TASK GOAL: Report, as a bare number, how many lines of the material below contain the word "name".

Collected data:
— BEGIN —

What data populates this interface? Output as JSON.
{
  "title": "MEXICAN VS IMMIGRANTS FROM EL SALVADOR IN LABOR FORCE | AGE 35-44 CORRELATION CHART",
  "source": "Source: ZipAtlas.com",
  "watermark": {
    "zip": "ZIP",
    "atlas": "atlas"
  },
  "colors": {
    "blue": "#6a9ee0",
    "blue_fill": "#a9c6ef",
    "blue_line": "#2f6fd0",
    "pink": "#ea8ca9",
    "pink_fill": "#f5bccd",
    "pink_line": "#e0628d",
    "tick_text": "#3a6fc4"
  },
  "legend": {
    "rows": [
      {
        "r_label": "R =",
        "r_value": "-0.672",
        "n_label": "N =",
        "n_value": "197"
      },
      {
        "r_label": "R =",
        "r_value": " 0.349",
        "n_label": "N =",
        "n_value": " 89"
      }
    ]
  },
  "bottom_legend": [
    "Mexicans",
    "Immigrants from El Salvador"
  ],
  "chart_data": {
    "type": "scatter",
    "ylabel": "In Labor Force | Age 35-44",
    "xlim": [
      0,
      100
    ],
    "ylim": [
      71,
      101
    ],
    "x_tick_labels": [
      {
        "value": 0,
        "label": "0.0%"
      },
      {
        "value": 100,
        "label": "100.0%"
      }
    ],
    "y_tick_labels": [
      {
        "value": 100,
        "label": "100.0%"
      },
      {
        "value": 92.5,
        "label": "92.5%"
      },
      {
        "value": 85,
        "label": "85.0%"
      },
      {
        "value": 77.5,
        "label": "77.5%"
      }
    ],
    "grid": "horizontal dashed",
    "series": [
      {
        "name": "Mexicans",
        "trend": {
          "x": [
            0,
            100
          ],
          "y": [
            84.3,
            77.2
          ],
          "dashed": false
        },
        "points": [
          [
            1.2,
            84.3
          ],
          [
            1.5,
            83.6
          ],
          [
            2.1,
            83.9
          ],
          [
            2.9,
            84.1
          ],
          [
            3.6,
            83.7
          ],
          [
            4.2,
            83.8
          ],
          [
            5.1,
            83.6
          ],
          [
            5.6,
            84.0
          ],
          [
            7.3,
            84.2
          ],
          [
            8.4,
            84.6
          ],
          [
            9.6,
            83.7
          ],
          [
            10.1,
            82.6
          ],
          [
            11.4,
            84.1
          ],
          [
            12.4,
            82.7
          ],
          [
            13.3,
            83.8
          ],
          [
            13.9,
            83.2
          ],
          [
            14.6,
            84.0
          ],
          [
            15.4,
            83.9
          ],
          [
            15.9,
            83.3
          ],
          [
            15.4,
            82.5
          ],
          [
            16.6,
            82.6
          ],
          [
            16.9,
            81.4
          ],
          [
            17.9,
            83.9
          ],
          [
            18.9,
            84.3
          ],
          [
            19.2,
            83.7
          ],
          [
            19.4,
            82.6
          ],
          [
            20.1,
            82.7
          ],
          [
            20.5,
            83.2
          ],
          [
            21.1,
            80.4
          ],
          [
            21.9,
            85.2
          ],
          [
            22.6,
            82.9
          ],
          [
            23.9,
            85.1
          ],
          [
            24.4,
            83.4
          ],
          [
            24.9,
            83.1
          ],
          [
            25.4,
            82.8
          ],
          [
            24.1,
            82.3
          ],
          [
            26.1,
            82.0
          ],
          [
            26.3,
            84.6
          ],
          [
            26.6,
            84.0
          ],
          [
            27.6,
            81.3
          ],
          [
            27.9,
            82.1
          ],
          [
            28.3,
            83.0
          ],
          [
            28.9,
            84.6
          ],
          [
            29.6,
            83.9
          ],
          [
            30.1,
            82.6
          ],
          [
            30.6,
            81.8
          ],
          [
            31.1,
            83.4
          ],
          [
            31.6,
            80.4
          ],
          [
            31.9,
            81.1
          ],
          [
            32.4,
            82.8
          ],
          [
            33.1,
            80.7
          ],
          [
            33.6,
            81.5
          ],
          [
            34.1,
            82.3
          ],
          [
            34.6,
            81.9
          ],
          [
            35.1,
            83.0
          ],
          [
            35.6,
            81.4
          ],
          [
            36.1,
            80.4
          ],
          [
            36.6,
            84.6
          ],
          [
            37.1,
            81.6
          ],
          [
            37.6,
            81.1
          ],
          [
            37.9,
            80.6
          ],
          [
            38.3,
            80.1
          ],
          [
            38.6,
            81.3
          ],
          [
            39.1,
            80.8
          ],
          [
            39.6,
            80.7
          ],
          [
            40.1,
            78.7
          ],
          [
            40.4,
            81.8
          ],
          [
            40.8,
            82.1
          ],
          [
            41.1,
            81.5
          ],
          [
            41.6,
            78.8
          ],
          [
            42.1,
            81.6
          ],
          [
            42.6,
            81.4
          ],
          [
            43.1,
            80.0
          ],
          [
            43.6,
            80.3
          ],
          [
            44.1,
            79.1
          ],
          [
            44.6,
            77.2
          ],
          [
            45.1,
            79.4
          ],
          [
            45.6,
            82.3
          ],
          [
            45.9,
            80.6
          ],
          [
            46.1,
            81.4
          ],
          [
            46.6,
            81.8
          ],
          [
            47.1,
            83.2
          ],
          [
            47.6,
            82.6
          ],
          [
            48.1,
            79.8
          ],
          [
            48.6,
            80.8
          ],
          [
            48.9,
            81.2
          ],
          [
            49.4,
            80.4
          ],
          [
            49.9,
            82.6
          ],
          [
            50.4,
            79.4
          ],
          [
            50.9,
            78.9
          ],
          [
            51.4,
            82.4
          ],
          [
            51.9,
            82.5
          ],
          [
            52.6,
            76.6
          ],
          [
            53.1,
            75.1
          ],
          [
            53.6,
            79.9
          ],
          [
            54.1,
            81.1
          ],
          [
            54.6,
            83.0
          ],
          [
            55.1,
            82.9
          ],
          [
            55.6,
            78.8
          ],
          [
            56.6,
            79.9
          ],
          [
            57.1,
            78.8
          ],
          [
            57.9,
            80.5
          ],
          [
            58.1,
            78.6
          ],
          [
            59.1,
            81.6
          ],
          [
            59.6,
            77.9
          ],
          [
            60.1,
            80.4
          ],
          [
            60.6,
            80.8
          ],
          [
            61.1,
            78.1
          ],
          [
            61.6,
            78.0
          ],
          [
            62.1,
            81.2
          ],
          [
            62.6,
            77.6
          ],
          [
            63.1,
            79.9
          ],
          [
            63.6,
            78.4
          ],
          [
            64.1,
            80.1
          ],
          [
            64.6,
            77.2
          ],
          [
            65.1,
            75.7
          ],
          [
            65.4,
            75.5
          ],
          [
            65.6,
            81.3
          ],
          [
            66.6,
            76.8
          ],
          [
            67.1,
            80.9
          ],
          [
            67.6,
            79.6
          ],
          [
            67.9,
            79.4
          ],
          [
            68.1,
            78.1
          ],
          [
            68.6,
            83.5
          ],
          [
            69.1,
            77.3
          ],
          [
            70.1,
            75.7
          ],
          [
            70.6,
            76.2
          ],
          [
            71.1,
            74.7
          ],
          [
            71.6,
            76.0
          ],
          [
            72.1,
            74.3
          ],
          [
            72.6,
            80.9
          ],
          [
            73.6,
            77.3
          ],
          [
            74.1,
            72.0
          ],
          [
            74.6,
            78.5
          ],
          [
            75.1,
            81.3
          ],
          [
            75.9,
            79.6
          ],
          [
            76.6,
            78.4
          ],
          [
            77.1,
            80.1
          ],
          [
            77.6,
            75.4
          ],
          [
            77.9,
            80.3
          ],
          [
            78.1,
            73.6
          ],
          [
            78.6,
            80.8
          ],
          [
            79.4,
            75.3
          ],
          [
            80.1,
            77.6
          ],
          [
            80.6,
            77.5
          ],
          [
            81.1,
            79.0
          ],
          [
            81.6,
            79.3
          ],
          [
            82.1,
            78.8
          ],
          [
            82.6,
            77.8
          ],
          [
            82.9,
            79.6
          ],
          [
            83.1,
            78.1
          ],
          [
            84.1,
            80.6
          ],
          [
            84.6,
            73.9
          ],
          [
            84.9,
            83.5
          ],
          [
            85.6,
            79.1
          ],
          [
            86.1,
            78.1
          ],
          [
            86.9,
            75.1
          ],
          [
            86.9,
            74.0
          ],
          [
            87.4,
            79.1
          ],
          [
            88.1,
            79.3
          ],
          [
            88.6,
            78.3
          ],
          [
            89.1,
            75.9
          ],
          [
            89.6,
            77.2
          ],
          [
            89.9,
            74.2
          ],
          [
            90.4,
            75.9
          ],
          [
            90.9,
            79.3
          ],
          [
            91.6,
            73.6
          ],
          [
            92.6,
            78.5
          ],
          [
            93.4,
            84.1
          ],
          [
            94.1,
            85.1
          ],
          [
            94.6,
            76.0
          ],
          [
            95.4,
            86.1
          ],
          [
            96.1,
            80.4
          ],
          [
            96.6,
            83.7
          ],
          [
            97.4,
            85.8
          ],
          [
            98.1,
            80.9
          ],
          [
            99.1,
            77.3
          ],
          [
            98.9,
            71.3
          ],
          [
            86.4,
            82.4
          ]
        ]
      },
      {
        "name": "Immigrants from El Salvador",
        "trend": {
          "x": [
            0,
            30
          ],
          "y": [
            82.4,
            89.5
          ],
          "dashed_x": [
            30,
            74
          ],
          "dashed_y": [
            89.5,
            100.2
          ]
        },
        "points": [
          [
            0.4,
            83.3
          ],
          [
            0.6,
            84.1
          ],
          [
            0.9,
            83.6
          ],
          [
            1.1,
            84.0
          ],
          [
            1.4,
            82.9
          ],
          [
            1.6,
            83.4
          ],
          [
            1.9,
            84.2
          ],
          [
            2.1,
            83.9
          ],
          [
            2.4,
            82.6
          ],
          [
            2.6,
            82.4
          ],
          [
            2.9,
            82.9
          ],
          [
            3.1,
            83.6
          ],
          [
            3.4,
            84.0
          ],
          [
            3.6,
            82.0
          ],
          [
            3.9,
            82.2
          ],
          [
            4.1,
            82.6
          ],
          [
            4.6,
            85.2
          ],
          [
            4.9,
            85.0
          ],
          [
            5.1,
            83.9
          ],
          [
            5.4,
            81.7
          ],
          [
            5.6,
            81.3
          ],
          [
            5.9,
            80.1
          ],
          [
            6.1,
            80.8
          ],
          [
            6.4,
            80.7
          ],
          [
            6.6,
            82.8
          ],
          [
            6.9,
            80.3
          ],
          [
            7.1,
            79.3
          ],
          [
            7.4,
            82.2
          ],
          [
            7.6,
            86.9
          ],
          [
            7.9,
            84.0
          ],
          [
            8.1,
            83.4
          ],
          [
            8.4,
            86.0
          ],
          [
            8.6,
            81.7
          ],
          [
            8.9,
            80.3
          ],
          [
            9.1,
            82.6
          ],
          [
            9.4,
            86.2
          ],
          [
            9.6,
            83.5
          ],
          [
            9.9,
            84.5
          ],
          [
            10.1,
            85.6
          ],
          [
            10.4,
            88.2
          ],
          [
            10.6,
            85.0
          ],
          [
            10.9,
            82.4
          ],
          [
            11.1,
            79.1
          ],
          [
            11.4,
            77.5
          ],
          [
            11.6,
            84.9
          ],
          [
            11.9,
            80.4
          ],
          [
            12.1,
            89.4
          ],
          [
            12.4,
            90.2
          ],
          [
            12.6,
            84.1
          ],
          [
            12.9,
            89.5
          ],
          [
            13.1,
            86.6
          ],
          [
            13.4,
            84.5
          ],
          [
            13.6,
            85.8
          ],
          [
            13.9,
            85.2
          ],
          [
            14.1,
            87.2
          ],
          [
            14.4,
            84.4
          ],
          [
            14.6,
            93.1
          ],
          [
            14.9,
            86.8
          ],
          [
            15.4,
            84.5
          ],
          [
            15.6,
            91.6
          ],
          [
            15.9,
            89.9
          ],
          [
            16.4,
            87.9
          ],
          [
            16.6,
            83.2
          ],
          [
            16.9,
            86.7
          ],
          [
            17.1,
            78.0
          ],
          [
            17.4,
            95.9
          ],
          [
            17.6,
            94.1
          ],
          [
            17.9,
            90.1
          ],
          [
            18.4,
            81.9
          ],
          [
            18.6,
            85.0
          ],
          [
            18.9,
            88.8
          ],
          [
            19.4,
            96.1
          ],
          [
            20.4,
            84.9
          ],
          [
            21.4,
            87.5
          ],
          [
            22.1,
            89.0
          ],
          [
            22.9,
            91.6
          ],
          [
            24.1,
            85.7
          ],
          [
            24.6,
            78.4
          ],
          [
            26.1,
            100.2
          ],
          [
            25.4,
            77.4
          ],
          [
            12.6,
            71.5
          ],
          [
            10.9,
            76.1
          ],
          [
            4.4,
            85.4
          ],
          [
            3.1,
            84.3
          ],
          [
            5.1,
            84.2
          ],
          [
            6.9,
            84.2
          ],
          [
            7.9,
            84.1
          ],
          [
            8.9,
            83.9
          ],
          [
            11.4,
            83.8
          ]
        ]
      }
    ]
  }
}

— END —

SOLUTION BELOW: 2